> _Your instructions_: Do not include the pictures; repeat the rest of the data exactly.
====== Stored records
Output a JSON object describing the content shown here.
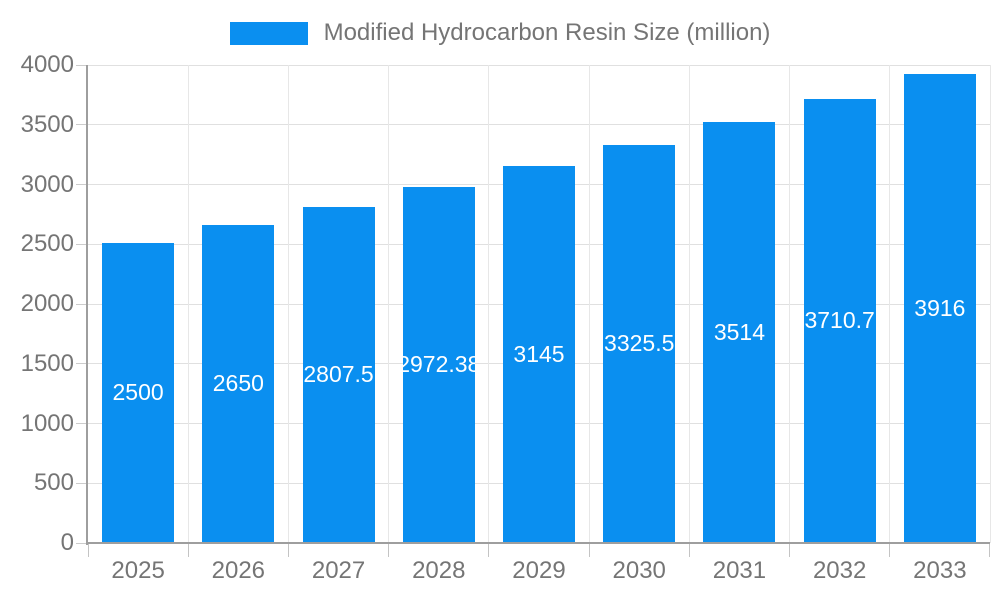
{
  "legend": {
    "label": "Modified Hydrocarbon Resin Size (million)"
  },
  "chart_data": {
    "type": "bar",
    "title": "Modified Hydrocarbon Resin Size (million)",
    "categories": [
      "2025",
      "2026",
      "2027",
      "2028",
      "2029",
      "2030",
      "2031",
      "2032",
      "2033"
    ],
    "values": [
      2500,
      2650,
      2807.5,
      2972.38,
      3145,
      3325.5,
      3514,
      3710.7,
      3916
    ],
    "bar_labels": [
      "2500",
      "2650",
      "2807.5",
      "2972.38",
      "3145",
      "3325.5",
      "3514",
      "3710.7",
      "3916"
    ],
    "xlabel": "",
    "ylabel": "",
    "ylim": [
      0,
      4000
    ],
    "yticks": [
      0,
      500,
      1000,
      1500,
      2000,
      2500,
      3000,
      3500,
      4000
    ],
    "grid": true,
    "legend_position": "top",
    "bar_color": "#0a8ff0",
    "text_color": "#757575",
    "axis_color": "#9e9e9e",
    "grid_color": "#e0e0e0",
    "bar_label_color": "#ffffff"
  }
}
============
> _Result of the task_:
Output a JSON object describing the content shown here.
{
  "legend": {
    "label": "Modified Hydrocarbon Resin Size (million)"
  },
  "chart_data": {
    "type": "bar",
    "title": "Modified Hydrocarbon Resin Size (million)",
    "categories": [
      "2025",
      "2026",
      "2027",
      "2028",
      "2029",
      "2030",
      "2031",
      "2032",
      "2033"
    ],
    "values": [
      2500,
      2650,
      2807.5,
      2972.38,
      3145,
      3325.5,
      3514,
      3710.7,
      3916
    ],
    "bar_labels": [
      "2500",
      "2650",
      "2807.5",
      "2972.38",
      "3145",
      "3325.5",
      "3514",
      "3710.7",
      "3916"
    ],
    "xlabel": "",
    "ylabel": "",
    "ylim": [
      0,
      4000
    ],
    "yticks": [
      0,
      500,
      1000,
      1500,
      2000,
      2500,
      3000,
      3500,
      4000
    ],
    "grid": true,
    "legend_position": "top",
    "bar_color": "#0a8ff0",
    "text_color": "#757575",
    "axis_color": "#9e9e9e",
    "grid_color": "#e0e0e0",
    "bar_label_color": "#ffffff"
  }
}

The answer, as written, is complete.